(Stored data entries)

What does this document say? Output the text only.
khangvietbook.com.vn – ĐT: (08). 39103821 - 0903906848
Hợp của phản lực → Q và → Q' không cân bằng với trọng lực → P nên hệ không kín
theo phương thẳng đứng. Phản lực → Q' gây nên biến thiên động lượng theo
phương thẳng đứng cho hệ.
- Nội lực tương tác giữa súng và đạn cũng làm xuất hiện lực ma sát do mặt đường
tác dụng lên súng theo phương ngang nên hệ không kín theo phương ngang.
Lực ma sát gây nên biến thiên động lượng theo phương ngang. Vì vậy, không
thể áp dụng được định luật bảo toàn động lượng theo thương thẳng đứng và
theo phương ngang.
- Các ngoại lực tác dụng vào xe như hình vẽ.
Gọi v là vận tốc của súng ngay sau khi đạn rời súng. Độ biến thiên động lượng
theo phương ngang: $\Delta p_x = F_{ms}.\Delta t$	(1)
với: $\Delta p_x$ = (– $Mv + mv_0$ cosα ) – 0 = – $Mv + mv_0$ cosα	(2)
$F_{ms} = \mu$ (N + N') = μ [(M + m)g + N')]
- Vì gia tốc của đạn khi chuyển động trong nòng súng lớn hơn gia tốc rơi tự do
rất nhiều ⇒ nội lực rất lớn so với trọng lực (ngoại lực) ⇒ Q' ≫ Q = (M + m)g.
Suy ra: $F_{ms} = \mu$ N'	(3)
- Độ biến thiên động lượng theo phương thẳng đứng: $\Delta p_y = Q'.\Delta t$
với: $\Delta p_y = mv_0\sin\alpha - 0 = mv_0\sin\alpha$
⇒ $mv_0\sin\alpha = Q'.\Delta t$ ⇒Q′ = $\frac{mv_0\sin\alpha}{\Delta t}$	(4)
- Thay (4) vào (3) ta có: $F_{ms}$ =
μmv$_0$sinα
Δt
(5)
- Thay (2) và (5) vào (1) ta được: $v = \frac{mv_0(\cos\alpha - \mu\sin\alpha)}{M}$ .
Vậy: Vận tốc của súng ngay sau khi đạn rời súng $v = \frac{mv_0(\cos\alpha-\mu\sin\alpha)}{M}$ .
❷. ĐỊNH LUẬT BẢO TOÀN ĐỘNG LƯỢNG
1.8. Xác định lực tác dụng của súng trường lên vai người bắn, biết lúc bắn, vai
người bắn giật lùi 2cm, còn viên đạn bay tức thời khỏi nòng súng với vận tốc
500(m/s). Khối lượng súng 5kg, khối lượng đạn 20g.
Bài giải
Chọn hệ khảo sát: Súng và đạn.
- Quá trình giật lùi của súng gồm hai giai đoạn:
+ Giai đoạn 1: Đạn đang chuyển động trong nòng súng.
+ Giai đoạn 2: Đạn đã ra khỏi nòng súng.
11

▶ [Exercise requirements]
The listing above should be transcribed in full, exactly as written.

▶ [Task answer]
What does this document say? Output the text only.
khangvietbook.com.vn – ĐT: (08). 39103821 - 0903906848
Hợp của phản lực → Q và → Q' không cân bằng với trọng lực → P nên hệ không kín
theo phương thẳng đứng. Phản lực → Q' gây nên biến thiên động lượng theo
phương thẳng đứng cho hệ.
- Nội lực tương tác giữa súng và đạn cũng làm xuất hiện lực ma sát do mặt đường
tác dụng lên súng theo phương ngang nên hệ không kín theo phương ngang.
Lực ma sát gây nên biến thiên động lượng theo phương ngang. Vì vậy, không
thể áp dụng được định luật bảo toàn động lượng theo thương thẳng đứng và
theo phương ngang.
- Các ngoại lực tác dụng vào xe như hình vẽ.
Gọi v là vận tốc của súng ngay sau khi đạn rời súng. Độ biến thiên động lượng
theo phương ngang: $\Delta p_x = F_{ms}.\Delta t$	(1)
với: $\Delta p_x$ = (– $Mv + mv_0$ cosα ) – 0 = – $Mv + mv_0$ cosα	(2)
$F_{ms} = \mu$ (N + N') = μ [(M + m)g + N')]
- Vì gia tốc của đạn khi chuyển động trong nòng súng lớn hơn gia tốc rơi tự do
rất nhiều ⇒ nội lực rất lớn so với trọng lực (ngoại lực) ⇒ Q' ≫ Q = (M + m)g.
Suy ra: $F_{ms} = \mu$ N'	(3)
- Độ biến thiên động lượng theo phương thẳng đứng: $\Delta p_y = Q'.\Delta t$
với: $\Delta p_y = mv_0\sin\alpha - 0 = mv_0\sin\alpha$
⇒ $mv_0\sin\alpha = Q'.\Delta t$ ⇒Q′ = $\frac{mv_0\sin\alpha}{\Delta t}$	(4)
- Thay (4) vào (3) ta có: $F_{ms}$ =
μmv$_0$sinα
Δt
(5)
- Thay (2) và (5) vào (1) ta được: $v = \frac{mv_0(\cos\alpha - \mu\sin\alpha)}{M}$ .
Vậy: Vận tốc của súng ngay sau khi đạn rời súng $v = \frac{mv_0(\cos\alpha-\mu\sin\alpha)}{M}$ .
❷. ĐỊNH LUẬT BẢO TOÀN ĐỘNG LƯỢNG
1.8. Xác định lực tác dụng của súng trường lên vai người bắn, biết lúc bắn, vai
người bắn giật lùi 2cm, còn viên đạn bay tức thời khỏi nòng súng với vận tốc
500(m/s). Khối lượng súng 5kg, khối lượng đạn 20g.
Bài giải
Chọn hệ khảo sát: Súng và đạn.
- Quá trình giật lùi của súng gồm hai giai đoạn:
+ Giai đoạn 1: Đạn đang chuyển động trong nòng súng.
+ Giai đoạn 2: Đạn đã ra khỏi nòng súng.
11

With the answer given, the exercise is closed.